*Short exercise:* Check each line of the listing for the string "Felek", then state how many lines have it. Only the number is wanted.

*Materials provided:*
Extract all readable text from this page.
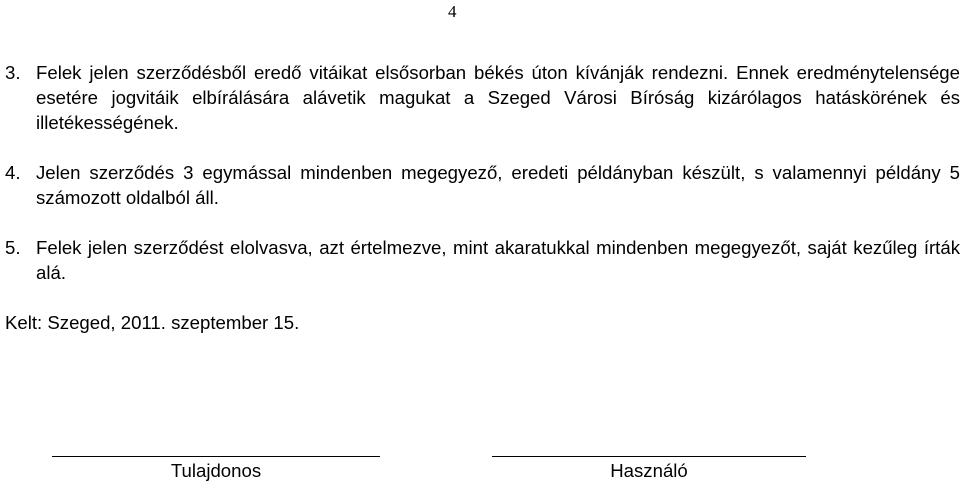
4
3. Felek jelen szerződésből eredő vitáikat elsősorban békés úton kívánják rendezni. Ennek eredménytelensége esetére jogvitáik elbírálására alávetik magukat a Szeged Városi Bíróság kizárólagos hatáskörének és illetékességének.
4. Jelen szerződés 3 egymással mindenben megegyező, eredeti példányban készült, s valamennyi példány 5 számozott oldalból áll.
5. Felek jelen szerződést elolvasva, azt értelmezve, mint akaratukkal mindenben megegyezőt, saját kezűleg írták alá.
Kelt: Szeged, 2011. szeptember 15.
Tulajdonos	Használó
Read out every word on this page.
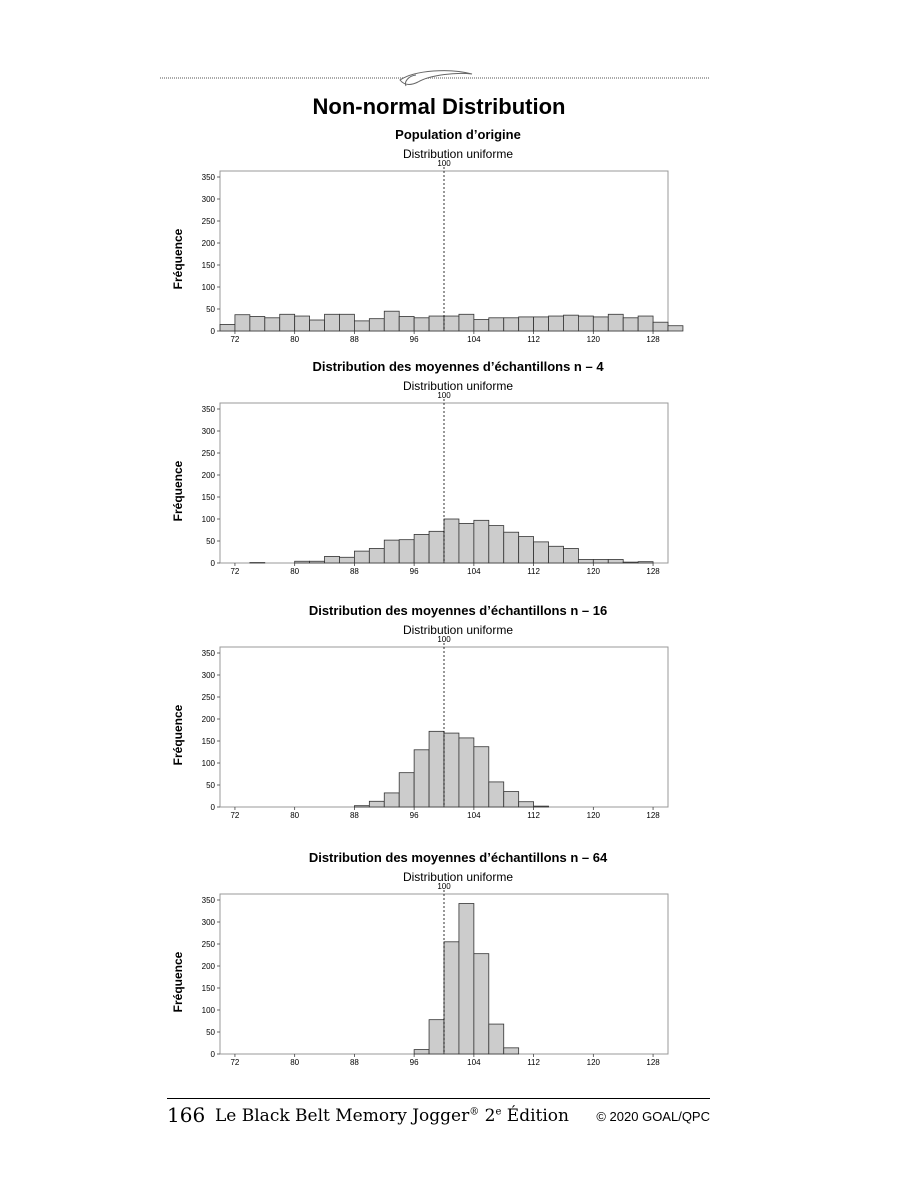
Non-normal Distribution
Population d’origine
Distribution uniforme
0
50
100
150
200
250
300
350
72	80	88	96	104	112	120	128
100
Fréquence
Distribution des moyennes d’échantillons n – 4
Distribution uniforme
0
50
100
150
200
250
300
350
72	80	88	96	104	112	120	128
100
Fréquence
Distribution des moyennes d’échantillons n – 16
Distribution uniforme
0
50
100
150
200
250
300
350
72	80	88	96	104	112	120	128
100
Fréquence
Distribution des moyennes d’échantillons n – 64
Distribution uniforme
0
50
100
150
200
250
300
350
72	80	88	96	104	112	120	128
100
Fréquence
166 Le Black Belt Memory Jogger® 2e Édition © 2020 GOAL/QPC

*Exercise response:* 2